Start of Input rows

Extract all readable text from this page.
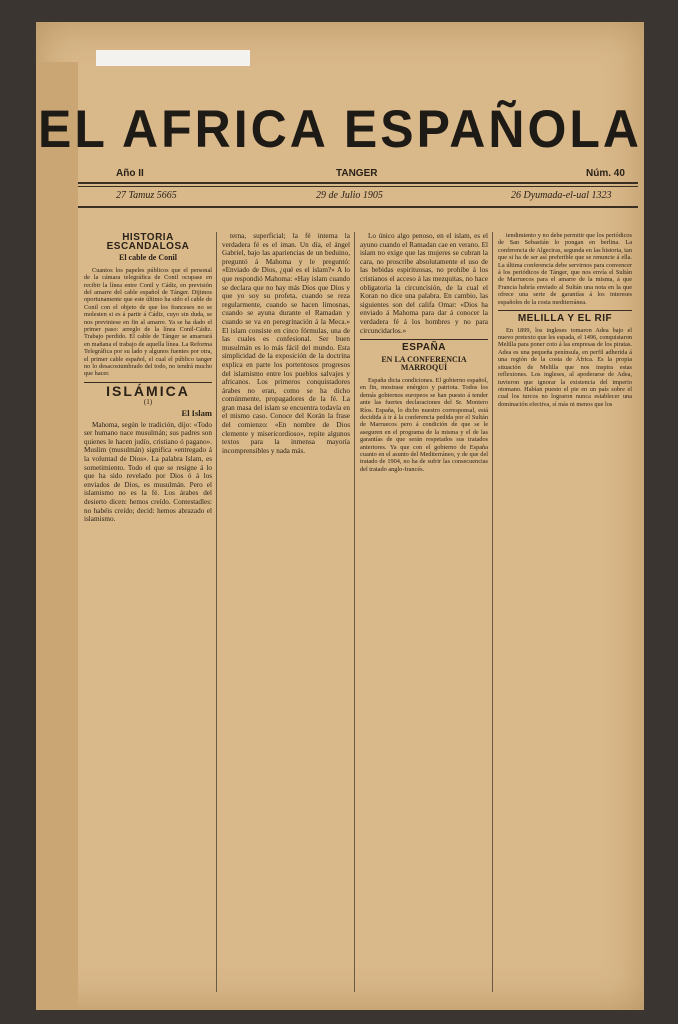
EL AFRICA ESPAÑOLA
Año II	TANGER	Núm. 40
27 Tamuz 5665	29 de Julio 1905	26 Dyumada-el-ual 1323
HISTORIA ESCANDALOSA
El cable de Conil

Cuantos los papeles públicos que el personal de la cámara telegráfica de Conil ocupase en recibir la línea entre Conil y Cádiz, en previsión del amarre del cable español de Tánger. Dijimos oportunamente que este último ha sido el cable de Conil con el objeto de que los franceses no se molesten si es á partir á Cádiz, cuyo sin duda, se nos previniese en fin al amarre. Ya se ha dado el primer paso: arreglo de la línea Conil-Cádiz. Trabajo perdido. El cable de Tánger se amarrará en mañana el trabajo de aquella línea. La Reforma Telegráfica por su lado y algunos fuentes por otra, el primer cable español, el cual el público tanger no lo desacostumbrado del todo, no tendrá mucho que hacer.

ISLÁMICA
(1)
El Islam

Mahoma, según le tradición, dijo: «Todo ser humano nace musulmán; sus padres son quienes le hacen judío, cristiano ó pagano». Muslim (musulmán) significa «entregado á la voluntad de Dios». La palabra Islam, es sometimiento. Todo el que se resigne á lo que ha sido revelado por Dios ó á los enviados de Dios, es musulmán. Pero el islamismo no es la fé. Los árabes del desierto dicen: hemos creído. Contestadles: no habéis creído; decid: hemos abrazado el islamismo.

terna, superficial; la fé interna la verdadera fé es el iman. Un día, el ángel Gabriel, bajo las apariencias de un beduino, preguntó á Mahoma y le preguntó: «Enviado de Dios, ¿qué es el islam?» A lo que respondió Mahoma: «Hay islam cuando se declara que no hay más Dios que Dios y que yo soy su profeta, cuando se reza regularmente, cuando se hacen limosnas, cuando se ayuna durante el Ramadan y cuando se va en peregrinación á la Meca.» El islam consiste en cinco fórmulas, una de las cuales es confesional. Ser buen musulmán es lo más fácil del mundo. Esta simplicidad de la exposición de la doctrina explica en parte los portentosos progresos del islamismo entre los pueblos salvajes y africanos. Los primeros conquistadores árabes no eran, como se ha dicho comúnmente, propagadores de la fé. La gran masa del islam se encuentra todavía en el mismo caso. Conoce del Korán la frase del comienzo: «En nombre de Dios clemente y misericordioso», repite algunos textos para la inmensa mayoría incomprensibles y nada más.

Lo único algo penoso, en el islam, es el ayuno cuando el Ramadan cae en verano. El islam no exige que las mujeres se cubran la cara, no proscribe absolutamente el uso de las bebidas espirituosas, no prohibe á los cristianos el acceso á las mezquitas, no hace obligatoria la circuncisión, de la cual el Koran no dice una palabra. En cambio, las siguientes son del califa Omar: «Dios ha enviado á Mahoma para dar á conocer la verdadera fé á los hombres y no para circuncidarlos.»

ESPAÑA
EN LA CONFERENCIA MARROQUÍ

España dicta condiciones. El gobierno español, en fin, mostrase enérgico y patriota. Todos los demás gobiernos europeos se han puesto á tender ante las fuertes declaraciones del Sr. Montero Ríos. España, lo dicho nuestro corresponsal, está decidida á ir á la conferencia pedida por el Sultán de Marruecos pero á condición de que se le aseguren en el programa de la misma y el de las garantías de que serán respetados sus tratados anteriores. Ya que con el gobierno de España cuanto en el asunto del Mediterráneo, y de que del tratado de 1904, no ha de sufrir las consecuencias del tratado anglo-francés.

tendimiento y no debe permitir que los periódicos de San Sebastián lo pongan en berlina. La conferencia de Algeciras, segunda en las historia, tan que si ha de ser así preferible que se renuncie á ella. La última conferencia debe servirnos para convencer á los periódicos de Tánger, que nos envía el Sultán de Marruecos para el amarre de la misma, á que Francia habría enviado al Sultán una nota en la que ofrece una serie de garantías á los intereses españoles de la costa mediterránea.

MELILLA Y EL RIF

En 1899, los ingleses tomaron Adea bajo el nuevo pretexto que les espada, el 1496, conquistaron Melilla para poner coto á las empresas de los piratas. Adea es una pequeña península, en perfil adherida á una región de la costa de África. Es la propia situación de Melilla que nos inspira estas reflexiones. Los ingleses, al apoderarse de Adea, tuvieron que ignorar la existencia del imperio otomano. Habían puesto el pie en un país sobre el cual los turcos no lograron nunca establecer una dominación efectiva, sí más ni menos que los
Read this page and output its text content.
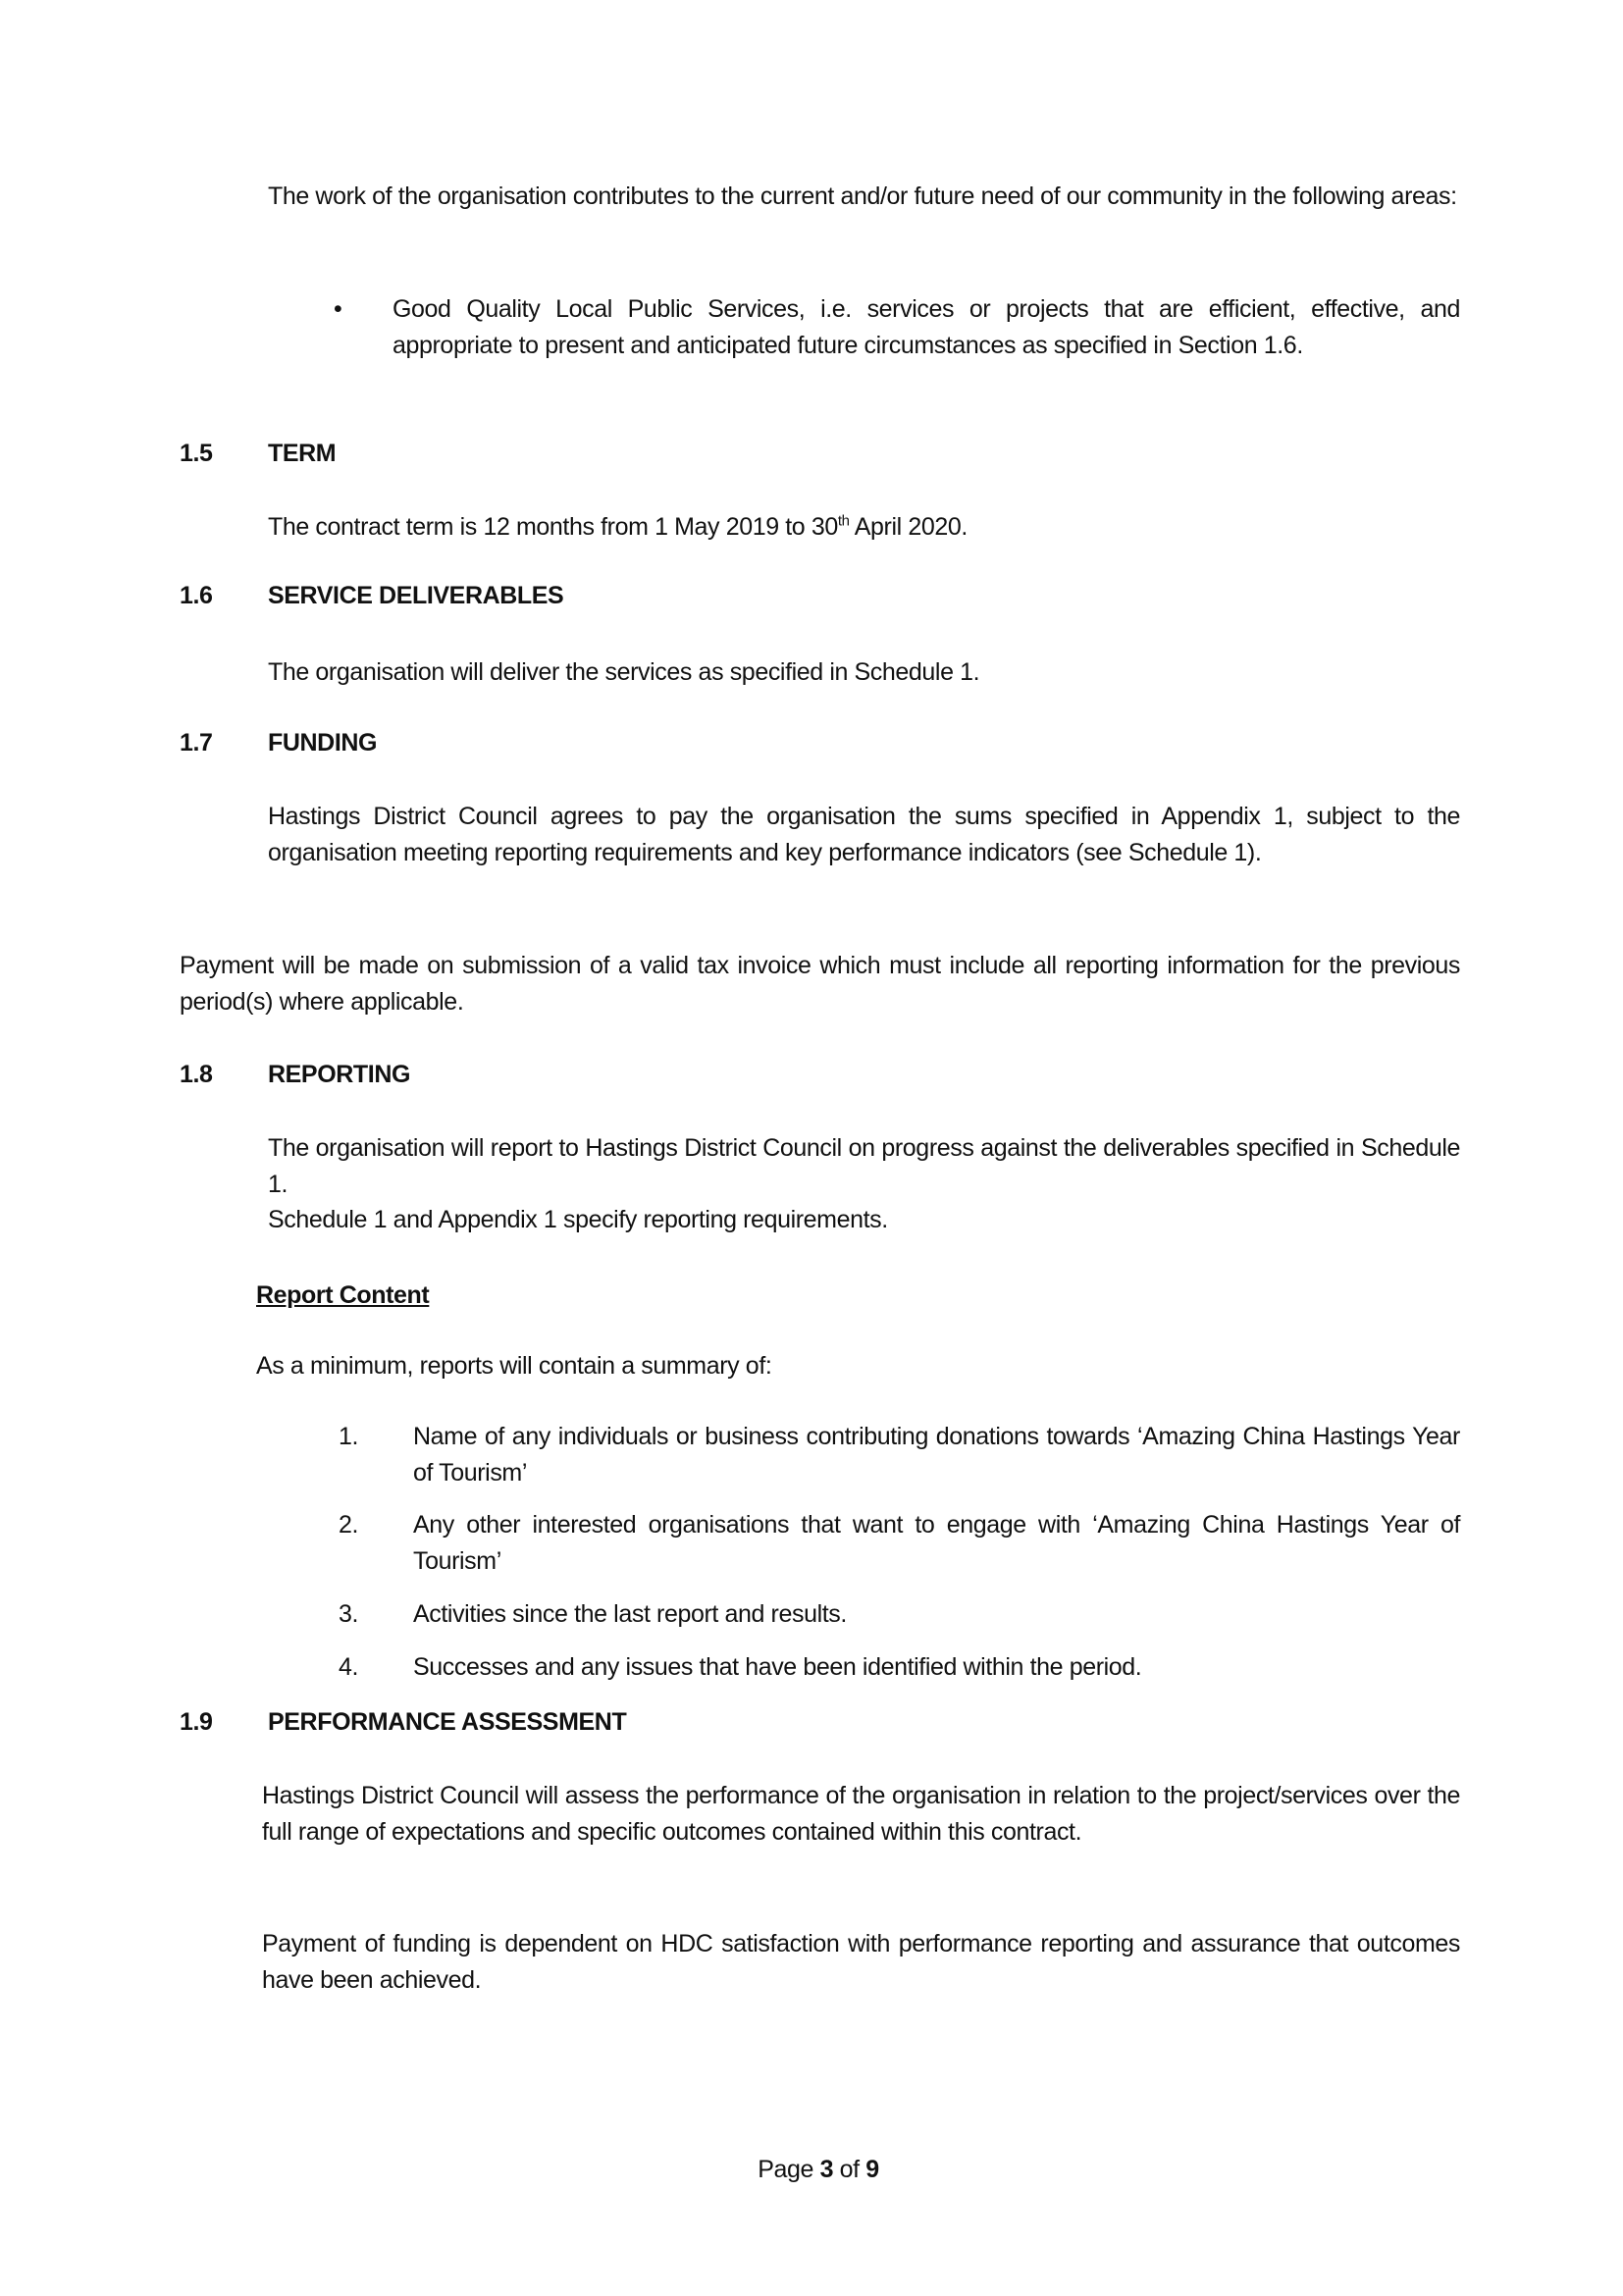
The work of the organisation contributes to the current and/or future need of our community in the following areas:
• Good Quality Local Public Services, i.e. services or projects that are efficient, effective, and appropriate to present and anticipated future circumstances as specified in Section 1.6.
1.5 TERM
The contract term is 12 months from 1 May 2019 to 30th April 2020.
1.6 SERVICE DELIVERABLES
The organisation will deliver the services as specified in Schedule 1.
1.7 FUNDING
Hastings District Council agrees to pay the organisation the sums specified in Appendix 1, subject to the organisation meeting reporting requirements and key performance indicators (see Schedule 1).
Payment will be made on submission of a valid tax invoice which must include all reporting information for the previous period(s) where applicable.
1.8 REPORTING
The organisation will report to Hastings District Council on progress against the deliverables specified in Schedule 1.
Schedule 1 and Appendix 1 specify reporting requirements.
Report Content
As a minimum, reports will contain a summary of:
1. Name of any individuals or business contributing donations towards ‘Amazing China Hastings Year of Tourism’
2. Any other interested organisations that want to engage with ‘Amazing China Hastings Year of Tourism’
3. Activities since the last report and results.
4. Successes and any issues that have been identified within the period.
1.9 PERFORMANCE ASSESSMENT
Hastings District Council will assess the performance of the organisation in relation to the project/services over the full range of expectations and specific outcomes contained within this contract.
Payment of funding is dependent on HDC satisfaction with performance reporting and assurance that outcomes have been achieved.
Page 3 of 9
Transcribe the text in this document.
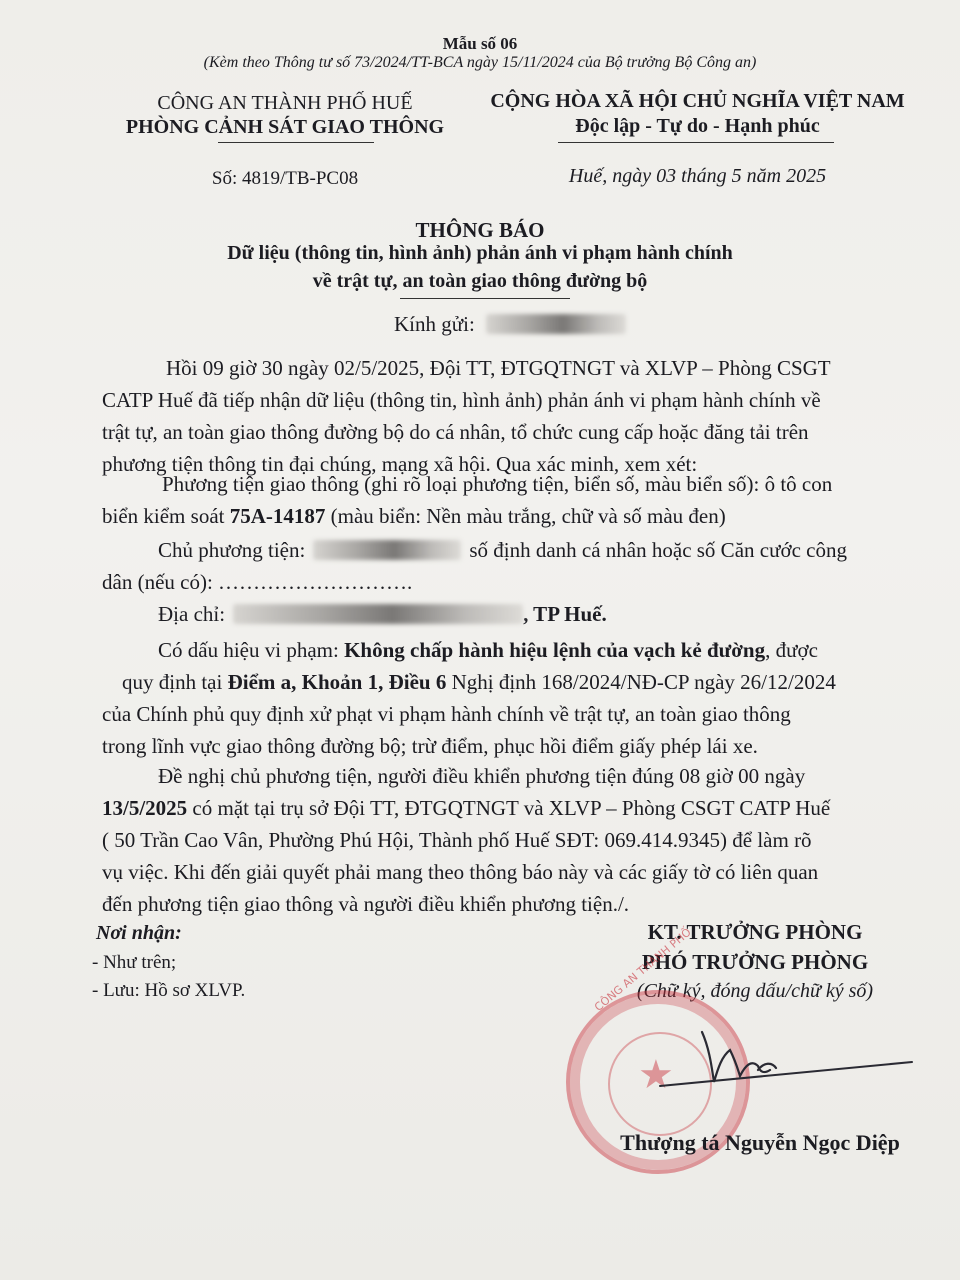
Mẫu số 06
(Kèm theo Thông tư số 73/2024/TT-BCA ngày 15/11/2024 của Bộ trưởng Bộ Công an)
CÔNG AN THÀNH PHỐ HUẾ
PHÒNG CẢNH SÁT GIAO THÔNG
Số: 4819/TB-PC08
CỘNG HÒA XÃ HỘI CHỦ NGHĨA VIỆT NAM
Độc lập - Tự do - Hạnh phúc
Huế, ngày 03 tháng 5 năm 2025
THÔNG BÁO
Dữ liệu (thông tin, hình ảnh) phản ánh vi phạm hành chính
về trật tự, an toàn giao thông đường bộ
Kính gửi:
Hồi 09 giờ 30 ngày 02/5/2025, Đội TT, ĐTGQTNGT và XLVP – Phòng CSGT
CATP Huế đã tiếp nhận dữ liệu (thông tin, hình ảnh) phản ánh vi phạm hành chính về
trật tự, an toàn giao thông đường bộ do cá nhân, tổ chức cung cấp hoặc đăng tải trên
phương tiện thông tin đại chúng, mạng xã hội. Qua xác minh, xem xét:
Phương tiện giao thông (ghi rõ loại phương tiện, biển số, màu biển số): ô tô con
biển kiểm soát 75A-14187 (màu biển: Nền màu trắng, chữ và số màu đen)
Chủ phương tiện:	số định danh cá nhân hoặc số Căn cước công
dân (nếu có): ……………………….
Địa chỉ:	, TP Huế.
Có dấu hiệu vi phạm: Không chấp hành hiệu lệnh của vạch kẻ đường, được
quy định tại Điểm a, Khoản 1, Điều 6 Nghị định 168/2024/NĐ-CP ngày 26/12/2024
của Chính phủ quy định xử phạt vi phạm hành chính về trật tự, an toàn giao thông
trong lĩnh vực giao thông đường bộ; trừ điểm, phục hồi điểm giấy phép lái xe.
Đề nghị chủ phương tiện, người điều khiển phương tiện đúng 08 giờ 00 ngày
13/5/2025 có mặt tại trụ sở Đội TT, ĐTGQTNGT và XLVP – Phòng CSGT CATP Huế
( 50 Trần Cao Vân, Phường Phú Hội, Thành phố Huế SĐT: 069.414.9345) để làm rõ
vụ việc. Khi đến giải quyết phải mang theo thông báo này và các giấy tờ có liên quan
đến phương tiện giao thông và người điều khiển phương tiện./.
Nơi nhận:
- Như trên;
- Lưu: Hồ sơ XLVP.
KT. TRƯỞNG PHÒNG
PHÓ TRƯỞNG PHÒNG
(Chữ ký, đóng dấu/chữ ký số)
★
CÔNG AN THÀNH PHỐ
Thượng tá Nguyễn Ngọc Diệp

End of Input rows

Short exercise: Gather all lines from the records above in which "trật" appears.

Correct answer:
về trật tự, an toàn giao thông đường bộ
trật tự, an toàn giao thông đường bộ do cá nhân, tổ chức cung cấp hoặc đăng tải trên
của Chính phủ quy định xử phạt vi phạm hành chính về trật tự, an toàn giao thông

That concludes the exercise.